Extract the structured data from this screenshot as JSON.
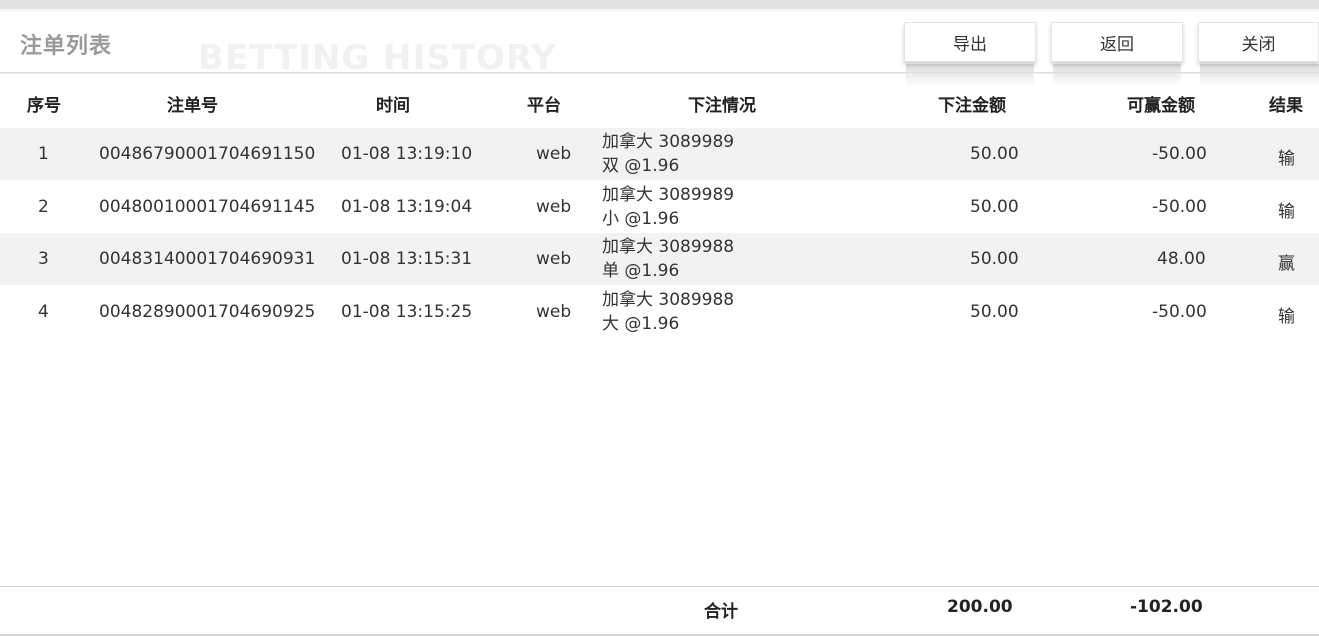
{
  "header": {
    "title": "注单列表",
    "watermark": "BETTING HISTORY",
    "buttons": {
      "export": "导出",
      "back": "返回",
      "close": "关闭"
    }
  },
  "table": {
    "columns": [
      "序号",
      "注单号",
      "时间",
      "平台",
      "下注情况",
      "下注金额",
      "可赢金额",
      "结果"
    ],
    "rows": [
      {
        "index": "1",
        "order_no": "00486790001704691150",
        "time": "01-08 13:19:10",
        "platform": "web",
        "detail_line1": "加拿大 3089989",
        "detail_line2": "双 @1.96",
        "bet_amount": "50.00",
        "win_amount": "-50.00",
        "result": "输"
      },
      {
        "index": "2",
        "order_no": "00480010001704691145",
        "time": "01-08 13:19:04",
        "platform": "web",
        "detail_line1": "加拿大 3089989",
        "detail_line2": "小 @1.96",
        "bet_amount": "50.00",
        "win_amount": "-50.00",
        "result": "输"
      },
      {
        "index": "3",
        "order_no": "00483140001704690931",
        "time": "01-08 13:15:31",
        "platform": "web",
        "detail_line1": "加拿大 3089988",
        "detail_line2": "单 @1.96",
        "bet_amount": "50.00",
        "win_amount": "48.00",
        "result": "赢"
      },
      {
        "index": "4",
        "order_no": "00482890001704690925",
        "time": "01-08 13:15:25",
        "platform": "web",
        "detail_line1": "加拿大 3089988",
        "detail_line2": "大 @1.96",
        "bet_amount": "50.00",
        "win_amount": "-50.00",
        "result": "输"
      }
    ]
  },
  "footer": {
    "label": "合计",
    "total_bet": "200.00",
    "total_win": "-102.00"
  }
}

■ ■ ■ ■ ■ ■ ■

** What is needed **
Restate each line of the records exactly; pictures do not belong in the copy.

** Written answer **
Extract the structured data from this screenshot as JSON.
{
  "header": {
    "title": "注单列表",
    "watermark": "BETTING HISTORY",
    "buttons": {
      "export": "导出",
      "back": "返回",
      "close": "关闭"
    }
  },
  "table": {
    "columns": [
      "序号",
      "注单号",
      "时间",
      "平台",
      "下注情况",
      "下注金额",
      "可赢金额",
      "结果"
    ],
    "rows": [
      {
        "index": "1",
        "order_no": "00486790001704691150",
        "time": "01-08 13:19:10",
        "platform": "web",
        "detail_line1": "加拿大 3089989",
        "detail_line2": "双 @1.96",
        "bet_amount": "50.00",
        "win_amount": "-50.00",
        "result": "输"
      },
      {
        "index": "2",
        "order_no": "00480010001704691145",
        "time": "01-08 13:19:04",
        "platform": "web",
        "detail_line1": "加拿大 3089989",
        "detail_line2": "小 @1.96",
        "bet_amount": "50.00",
        "win_amount": "-50.00",
        "result": "输"
      },
      {
        "index": "3",
        "order_no": "00483140001704690931",
        "time": "01-08 13:15:31",
        "platform": "web",
        "detail_line1": "加拿大 3089988",
        "detail_line2": "单 @1.96",
        "bet_amount": "50.00",
        "win_amount": "48.00",
        "result": "赢"
      },
      {
        "index": "4",
        "order_no": "00482890001704690925",
        "time": "01-08 13:15:25",
        "platform": "web",
        "detail_line1": "加拿大 3089988",
        "detail_line2": "大 @1.96",
        "bet_amount": "50.00",
        "win_amount": "-50.00",
        "result": "输"
      }
    ]
  },
  "footer": {
    "label": "合计",
    "total_bet": "200.00",
    "total_win": "-102.00"
  }
}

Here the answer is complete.